Every line that contains the word "series" should be copied out.

**** Raw records

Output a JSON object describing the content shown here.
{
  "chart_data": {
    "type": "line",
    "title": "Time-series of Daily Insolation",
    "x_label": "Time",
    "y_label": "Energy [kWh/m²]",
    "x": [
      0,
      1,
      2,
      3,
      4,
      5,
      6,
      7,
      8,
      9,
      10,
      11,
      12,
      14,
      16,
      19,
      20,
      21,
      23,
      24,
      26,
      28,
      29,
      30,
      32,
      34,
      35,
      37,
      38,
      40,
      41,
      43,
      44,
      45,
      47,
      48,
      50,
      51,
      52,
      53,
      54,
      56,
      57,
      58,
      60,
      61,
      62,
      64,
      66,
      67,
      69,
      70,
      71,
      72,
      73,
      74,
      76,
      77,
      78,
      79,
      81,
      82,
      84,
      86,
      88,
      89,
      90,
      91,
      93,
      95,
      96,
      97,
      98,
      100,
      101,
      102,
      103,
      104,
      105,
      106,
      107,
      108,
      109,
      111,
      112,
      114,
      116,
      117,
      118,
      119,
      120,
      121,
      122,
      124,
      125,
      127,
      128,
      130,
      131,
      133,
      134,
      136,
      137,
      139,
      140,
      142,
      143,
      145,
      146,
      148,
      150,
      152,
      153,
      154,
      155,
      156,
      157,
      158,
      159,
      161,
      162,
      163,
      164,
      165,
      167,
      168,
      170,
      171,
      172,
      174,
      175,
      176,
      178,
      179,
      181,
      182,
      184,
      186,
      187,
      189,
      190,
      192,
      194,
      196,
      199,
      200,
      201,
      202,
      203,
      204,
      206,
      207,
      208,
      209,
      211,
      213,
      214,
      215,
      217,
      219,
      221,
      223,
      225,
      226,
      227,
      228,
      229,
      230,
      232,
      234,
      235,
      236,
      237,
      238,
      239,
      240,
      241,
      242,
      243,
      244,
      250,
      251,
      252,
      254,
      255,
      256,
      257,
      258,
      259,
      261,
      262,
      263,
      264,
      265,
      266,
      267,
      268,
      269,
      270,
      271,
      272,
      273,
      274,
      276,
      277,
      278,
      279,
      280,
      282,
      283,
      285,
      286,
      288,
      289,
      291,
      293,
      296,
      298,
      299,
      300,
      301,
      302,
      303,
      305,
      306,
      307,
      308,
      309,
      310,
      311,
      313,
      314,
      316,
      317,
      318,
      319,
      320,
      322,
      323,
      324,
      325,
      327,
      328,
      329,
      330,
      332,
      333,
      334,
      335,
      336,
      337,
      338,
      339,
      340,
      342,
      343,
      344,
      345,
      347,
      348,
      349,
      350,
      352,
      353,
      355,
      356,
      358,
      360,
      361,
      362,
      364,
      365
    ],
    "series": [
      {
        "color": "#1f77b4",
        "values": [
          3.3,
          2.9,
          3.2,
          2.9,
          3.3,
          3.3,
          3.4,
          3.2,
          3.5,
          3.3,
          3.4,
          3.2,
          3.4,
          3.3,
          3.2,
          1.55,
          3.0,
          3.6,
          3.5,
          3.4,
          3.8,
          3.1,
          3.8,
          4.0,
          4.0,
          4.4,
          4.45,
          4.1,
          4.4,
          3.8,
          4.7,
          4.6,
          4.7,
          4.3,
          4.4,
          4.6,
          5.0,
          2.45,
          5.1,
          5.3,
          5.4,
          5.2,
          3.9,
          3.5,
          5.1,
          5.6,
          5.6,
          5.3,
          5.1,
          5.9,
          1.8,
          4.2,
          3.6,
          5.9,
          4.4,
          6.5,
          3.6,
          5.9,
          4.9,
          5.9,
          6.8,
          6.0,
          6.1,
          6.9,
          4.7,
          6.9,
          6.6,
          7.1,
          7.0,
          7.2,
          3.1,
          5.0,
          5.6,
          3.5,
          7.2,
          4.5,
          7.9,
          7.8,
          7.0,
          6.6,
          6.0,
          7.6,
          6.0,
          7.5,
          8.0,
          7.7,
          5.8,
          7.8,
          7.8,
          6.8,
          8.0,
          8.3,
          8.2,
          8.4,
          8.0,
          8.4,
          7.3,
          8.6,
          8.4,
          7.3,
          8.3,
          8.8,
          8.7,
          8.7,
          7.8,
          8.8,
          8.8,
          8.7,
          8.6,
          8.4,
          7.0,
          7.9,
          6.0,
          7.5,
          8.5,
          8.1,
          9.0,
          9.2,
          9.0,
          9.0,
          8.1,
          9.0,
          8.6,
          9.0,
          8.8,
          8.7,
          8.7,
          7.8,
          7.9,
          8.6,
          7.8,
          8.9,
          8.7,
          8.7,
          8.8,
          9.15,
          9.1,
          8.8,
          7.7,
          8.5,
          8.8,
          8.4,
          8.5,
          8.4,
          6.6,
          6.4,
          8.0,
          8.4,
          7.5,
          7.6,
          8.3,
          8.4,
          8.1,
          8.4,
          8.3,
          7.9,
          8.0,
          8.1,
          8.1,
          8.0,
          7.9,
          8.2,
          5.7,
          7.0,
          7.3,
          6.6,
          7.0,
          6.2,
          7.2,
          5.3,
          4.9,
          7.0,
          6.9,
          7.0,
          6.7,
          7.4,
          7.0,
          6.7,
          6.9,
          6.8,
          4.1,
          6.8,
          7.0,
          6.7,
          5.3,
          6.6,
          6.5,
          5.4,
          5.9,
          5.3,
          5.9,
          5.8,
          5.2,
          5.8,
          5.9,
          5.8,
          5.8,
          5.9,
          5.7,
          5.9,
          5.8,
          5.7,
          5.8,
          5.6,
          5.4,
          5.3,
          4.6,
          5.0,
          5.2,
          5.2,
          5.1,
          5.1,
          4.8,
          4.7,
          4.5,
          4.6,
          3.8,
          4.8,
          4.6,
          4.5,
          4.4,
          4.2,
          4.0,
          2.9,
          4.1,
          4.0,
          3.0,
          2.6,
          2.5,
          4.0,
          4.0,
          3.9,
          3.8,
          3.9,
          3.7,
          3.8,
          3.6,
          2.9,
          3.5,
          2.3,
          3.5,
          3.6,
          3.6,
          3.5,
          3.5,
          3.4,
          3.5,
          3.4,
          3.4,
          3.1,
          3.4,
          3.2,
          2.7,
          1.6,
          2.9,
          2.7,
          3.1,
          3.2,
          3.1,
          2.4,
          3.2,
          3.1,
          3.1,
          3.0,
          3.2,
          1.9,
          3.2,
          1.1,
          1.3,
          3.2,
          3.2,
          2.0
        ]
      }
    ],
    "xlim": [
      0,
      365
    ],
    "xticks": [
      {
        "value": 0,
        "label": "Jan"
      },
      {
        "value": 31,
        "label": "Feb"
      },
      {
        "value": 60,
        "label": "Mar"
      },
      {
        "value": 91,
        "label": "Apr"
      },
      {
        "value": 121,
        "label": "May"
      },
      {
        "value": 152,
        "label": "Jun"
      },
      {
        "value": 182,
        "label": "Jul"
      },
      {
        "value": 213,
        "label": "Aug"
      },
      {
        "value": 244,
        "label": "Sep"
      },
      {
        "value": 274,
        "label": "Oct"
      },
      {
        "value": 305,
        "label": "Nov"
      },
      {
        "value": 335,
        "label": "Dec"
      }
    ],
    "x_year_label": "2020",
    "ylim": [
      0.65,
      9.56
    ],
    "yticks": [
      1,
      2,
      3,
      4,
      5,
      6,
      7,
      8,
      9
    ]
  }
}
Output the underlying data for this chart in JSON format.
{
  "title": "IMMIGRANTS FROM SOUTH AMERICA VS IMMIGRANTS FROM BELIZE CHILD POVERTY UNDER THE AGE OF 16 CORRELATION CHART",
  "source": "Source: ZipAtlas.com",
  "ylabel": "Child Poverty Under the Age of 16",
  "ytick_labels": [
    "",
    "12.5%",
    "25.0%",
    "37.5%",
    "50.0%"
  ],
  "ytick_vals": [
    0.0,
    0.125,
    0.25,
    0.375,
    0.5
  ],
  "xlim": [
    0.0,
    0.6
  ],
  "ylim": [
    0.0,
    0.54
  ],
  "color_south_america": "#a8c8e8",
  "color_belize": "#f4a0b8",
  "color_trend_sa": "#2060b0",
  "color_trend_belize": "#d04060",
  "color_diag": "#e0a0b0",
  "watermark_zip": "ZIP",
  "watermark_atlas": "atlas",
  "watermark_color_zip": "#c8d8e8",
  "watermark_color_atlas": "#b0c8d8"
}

********

§ **The answer**:
    "title": "Time-series of Daily Insolation",
    "series": [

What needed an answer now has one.